▶ [STATED GOAL]: Could you output each line of the data that follows exactly?

..............................

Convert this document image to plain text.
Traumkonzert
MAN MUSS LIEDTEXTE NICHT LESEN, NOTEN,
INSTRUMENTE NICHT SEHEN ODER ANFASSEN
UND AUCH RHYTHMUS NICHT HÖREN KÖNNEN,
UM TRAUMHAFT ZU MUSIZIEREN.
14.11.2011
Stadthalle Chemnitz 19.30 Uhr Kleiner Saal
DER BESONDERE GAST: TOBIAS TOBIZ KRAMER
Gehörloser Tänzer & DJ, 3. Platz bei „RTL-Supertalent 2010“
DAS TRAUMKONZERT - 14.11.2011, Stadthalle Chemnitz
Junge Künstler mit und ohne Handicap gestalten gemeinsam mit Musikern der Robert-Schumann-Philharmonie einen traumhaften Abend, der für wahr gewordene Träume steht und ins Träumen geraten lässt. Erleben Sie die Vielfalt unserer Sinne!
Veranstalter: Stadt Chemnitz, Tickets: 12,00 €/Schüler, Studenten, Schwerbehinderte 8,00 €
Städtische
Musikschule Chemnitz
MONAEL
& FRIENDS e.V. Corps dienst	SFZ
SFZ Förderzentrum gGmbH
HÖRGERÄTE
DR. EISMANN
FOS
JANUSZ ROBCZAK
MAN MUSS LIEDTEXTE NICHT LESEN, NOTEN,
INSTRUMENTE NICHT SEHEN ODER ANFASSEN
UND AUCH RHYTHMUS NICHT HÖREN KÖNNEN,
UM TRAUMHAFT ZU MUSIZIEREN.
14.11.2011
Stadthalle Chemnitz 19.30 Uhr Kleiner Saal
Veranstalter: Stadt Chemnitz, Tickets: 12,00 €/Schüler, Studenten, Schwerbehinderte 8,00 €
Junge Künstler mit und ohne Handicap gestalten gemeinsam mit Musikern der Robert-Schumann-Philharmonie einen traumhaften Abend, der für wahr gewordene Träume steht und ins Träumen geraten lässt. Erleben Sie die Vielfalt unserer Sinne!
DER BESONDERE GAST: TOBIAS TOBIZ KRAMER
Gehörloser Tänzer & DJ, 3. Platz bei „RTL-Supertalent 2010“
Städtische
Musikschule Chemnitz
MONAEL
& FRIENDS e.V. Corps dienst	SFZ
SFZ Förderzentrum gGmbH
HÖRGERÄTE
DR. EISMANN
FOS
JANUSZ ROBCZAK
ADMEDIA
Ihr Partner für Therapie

..............................

▶ [RESULT]:
Convert this document image to plain text.
Traumkonzert
MAN MUSS LIEDTEXTE NICHT LESEN, NOTEN,
INSTRUMENTE NICHT SEHEN ODER ANFASSEN
UND AUCH RHYTHMUS NICHT HÖREN KÖNNEN,
UM TRAUMHAFT ZU MUSIZIEREN.
14.11.2011
Stadthalle Chemnitz 19.30 Uhr Kleiner Saal
DER BESONDERE GAST: TOBIAS TOBIZ KRAMER
Gehörloser Tänzer & DJ, 3. Platz bei „RTL-Supertalent 2010“
DAS TRAUMKONZERT - 14.11.2011, Stadthalle Chemnitz
Junge Künstler mit und ohne Handicap gestalten gemeinsam mit Musikern der Robert-Schumann-Philharmonie einen traumhaften Abend, der für wahr gewordene Träume steht und ins Träumen geraten lässt. Erleben Sie die Vielfalt unserer Sinne!
Veranstalter: Stadt Chemnitz, Tickets: 12,00 €/Schüler, Studenten, Schwerbehinderte 8,00 €
Städtische
Musikschule Chemnitz
MONAEL
& FRIENDS e.V. Corps dienst	SFZ
SFZ Förderzentrum gGmbH
HÖRGERÄTE
DR. EISMANN
FOS
JANUSZ ROBCZAK
MAN MUSS LIEDTEXTE NICHT LESEN, NOTEN,
INSTRUMENTE NICHT SEHEN ODER ANFASSEN
UND AUCH RHYTHMUS NICHT HÖREN KÖNNEN,
UM TRAUMHAFT ZU MUSIZIEREN.
14.11.2011
Stadthalle Chemnitz 19.30 Uhr Kleiner Saal
Veranstalter: Stadt Chemnitz, Tickets: 12,00 €/Schüler, Studenten, Schwerbehinderte 8,00 €
Junge Künstler mit und ohne Handicap gestalten gemeinsam mit Musikern der Robert-Schumann-Philharmonie einen traumhaften Abend, der für wahr gewordene Träume steht und ins Träumen geraten lässt. Erleben Sie die Vielfalt unserer Sinne!
DER BESONDERE GAST: TOBIAS TOBIZ KRAMER
Gehörloser Tänzer & DJ, 3. Platz bei „RTL-Supertalent 2010“
Städtische
Musikschule Chemnitz
MONAEL
& FRIENDS e.V. Corps dienst	SFZ
SFZ Förderzentrum gGmbH
HÖRGERÄTE
DR. EISMANN
FOS
JANUSZ ROBCZAK
ADMEDIA
Ihr Partner für Therapie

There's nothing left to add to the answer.